→ **Exercise requirements**: Pick every line from the data that holds the word "mode".

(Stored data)
⟨

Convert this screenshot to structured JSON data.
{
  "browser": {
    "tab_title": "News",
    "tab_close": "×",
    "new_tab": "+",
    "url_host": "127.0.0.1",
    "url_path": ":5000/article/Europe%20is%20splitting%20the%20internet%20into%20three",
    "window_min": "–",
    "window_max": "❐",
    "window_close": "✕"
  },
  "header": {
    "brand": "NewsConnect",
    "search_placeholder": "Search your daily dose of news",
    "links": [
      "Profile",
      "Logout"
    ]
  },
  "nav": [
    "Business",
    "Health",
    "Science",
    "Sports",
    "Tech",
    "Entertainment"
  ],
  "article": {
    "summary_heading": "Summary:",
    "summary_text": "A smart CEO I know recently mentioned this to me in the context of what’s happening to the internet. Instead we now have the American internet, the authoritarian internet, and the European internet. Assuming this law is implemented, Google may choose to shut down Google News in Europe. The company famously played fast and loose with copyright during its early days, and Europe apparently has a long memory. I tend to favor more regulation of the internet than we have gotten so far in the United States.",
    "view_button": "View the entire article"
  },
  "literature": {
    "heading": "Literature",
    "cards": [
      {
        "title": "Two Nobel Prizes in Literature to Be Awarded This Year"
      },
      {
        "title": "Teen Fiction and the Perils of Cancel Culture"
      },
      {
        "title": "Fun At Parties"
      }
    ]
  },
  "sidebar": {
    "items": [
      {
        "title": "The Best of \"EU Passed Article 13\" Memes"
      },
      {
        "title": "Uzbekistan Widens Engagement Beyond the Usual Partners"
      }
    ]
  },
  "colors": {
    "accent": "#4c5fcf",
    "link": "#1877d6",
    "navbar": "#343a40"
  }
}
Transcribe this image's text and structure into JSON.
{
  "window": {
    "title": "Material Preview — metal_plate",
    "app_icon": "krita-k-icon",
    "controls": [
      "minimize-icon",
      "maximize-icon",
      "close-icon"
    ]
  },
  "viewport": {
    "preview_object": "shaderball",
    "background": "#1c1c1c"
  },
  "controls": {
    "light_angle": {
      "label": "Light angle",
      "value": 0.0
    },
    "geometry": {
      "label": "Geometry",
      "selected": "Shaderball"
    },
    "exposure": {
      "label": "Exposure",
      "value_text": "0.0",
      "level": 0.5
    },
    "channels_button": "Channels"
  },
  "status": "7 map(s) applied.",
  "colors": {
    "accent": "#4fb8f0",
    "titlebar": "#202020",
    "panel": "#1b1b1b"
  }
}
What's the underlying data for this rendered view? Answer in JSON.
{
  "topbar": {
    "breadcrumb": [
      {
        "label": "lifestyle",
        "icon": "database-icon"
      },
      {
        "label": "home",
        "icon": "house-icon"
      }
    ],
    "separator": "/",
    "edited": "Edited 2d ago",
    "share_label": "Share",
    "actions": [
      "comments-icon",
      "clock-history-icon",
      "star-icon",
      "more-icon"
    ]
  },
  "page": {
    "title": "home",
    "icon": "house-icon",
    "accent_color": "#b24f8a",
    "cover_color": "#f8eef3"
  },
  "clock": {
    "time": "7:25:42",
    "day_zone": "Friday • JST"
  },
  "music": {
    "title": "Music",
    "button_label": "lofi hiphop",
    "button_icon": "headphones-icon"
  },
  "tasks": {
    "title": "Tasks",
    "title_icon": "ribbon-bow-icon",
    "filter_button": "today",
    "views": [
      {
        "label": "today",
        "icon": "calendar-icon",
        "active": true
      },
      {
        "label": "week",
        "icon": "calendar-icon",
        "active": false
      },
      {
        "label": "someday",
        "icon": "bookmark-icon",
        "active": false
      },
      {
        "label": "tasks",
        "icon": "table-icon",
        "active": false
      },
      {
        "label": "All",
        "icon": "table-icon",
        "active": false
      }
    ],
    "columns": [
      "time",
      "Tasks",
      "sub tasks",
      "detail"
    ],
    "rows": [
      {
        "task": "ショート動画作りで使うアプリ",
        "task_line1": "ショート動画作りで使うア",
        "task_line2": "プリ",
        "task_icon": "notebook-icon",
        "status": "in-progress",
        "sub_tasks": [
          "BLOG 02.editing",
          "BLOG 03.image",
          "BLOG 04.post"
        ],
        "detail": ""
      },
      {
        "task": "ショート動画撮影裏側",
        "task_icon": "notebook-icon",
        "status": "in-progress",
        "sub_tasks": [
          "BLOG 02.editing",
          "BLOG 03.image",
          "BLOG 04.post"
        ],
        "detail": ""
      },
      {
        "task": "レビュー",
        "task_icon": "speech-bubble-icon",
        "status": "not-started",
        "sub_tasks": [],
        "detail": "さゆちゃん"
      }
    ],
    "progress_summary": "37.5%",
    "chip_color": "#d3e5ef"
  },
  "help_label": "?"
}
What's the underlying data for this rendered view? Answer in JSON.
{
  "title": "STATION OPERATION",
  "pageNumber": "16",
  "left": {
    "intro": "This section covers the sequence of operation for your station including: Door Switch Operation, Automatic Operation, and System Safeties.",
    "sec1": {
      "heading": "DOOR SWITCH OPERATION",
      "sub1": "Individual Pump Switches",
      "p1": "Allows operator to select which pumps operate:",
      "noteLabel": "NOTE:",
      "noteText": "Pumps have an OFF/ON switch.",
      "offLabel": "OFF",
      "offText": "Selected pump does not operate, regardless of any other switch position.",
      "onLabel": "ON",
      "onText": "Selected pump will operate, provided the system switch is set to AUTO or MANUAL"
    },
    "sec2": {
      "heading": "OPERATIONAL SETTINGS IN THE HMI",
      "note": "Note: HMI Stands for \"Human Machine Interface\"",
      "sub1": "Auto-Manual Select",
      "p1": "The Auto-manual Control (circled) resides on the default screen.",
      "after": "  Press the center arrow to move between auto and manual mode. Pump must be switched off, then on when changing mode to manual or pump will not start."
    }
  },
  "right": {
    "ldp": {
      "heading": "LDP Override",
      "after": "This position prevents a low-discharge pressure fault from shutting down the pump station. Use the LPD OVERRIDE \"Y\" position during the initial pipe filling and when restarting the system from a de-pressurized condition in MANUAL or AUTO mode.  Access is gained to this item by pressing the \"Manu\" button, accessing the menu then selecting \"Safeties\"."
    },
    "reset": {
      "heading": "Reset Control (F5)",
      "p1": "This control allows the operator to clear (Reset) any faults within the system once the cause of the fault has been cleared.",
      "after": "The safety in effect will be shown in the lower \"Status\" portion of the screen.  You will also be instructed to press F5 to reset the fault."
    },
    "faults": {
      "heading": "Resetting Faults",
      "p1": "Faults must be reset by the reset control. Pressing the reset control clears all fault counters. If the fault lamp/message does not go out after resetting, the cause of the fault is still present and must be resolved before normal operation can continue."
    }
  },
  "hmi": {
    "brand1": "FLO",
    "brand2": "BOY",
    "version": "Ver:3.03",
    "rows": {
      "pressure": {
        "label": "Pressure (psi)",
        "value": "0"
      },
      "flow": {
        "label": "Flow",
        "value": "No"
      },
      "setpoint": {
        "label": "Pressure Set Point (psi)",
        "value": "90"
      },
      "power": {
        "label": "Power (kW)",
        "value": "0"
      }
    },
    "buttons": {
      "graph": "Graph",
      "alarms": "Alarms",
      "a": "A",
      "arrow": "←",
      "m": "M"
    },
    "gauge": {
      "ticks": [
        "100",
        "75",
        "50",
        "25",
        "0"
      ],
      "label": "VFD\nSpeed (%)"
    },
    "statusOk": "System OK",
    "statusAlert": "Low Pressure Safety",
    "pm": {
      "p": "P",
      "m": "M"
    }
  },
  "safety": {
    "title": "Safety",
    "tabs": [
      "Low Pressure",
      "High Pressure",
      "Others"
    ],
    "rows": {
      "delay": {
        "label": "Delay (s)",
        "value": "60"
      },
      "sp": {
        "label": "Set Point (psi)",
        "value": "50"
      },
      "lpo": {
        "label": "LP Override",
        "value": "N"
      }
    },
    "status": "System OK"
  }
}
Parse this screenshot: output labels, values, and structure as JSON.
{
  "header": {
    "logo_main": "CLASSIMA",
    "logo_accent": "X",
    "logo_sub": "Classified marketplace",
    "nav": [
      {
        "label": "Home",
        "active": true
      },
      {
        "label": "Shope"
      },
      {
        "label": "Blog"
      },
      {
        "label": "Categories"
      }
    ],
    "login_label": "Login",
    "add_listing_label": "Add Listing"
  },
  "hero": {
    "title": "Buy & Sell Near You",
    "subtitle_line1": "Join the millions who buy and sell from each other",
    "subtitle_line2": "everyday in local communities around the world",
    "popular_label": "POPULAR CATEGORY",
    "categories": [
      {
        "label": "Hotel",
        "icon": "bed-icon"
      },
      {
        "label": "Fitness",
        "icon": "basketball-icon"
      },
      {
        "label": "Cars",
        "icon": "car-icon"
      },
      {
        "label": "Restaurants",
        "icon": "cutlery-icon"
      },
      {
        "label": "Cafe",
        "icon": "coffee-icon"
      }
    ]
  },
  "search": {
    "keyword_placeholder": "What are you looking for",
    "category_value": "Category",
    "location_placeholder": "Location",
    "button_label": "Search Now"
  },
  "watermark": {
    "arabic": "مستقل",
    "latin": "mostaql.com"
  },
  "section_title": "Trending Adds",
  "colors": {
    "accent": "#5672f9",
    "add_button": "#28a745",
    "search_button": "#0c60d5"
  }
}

⟩

→ **Response to this exercise**:
      "after": "  Press the center arrow to move between auto and manual mode. Pump must be switched off, then on when changing mode to manual or pump will not start."
      "after": "This position prevents a low-discharge pressure fault from shutting down the pump station. Use the LPD OVERRIDE \"Y\" position during the initial pipe filling and when restarting the system from a de-pressurized condition in MANUAL or AUTO mode.  Access is gained to this item by pressing the \"Manu\" button, accessing the menu then selecting \"Safeties\"."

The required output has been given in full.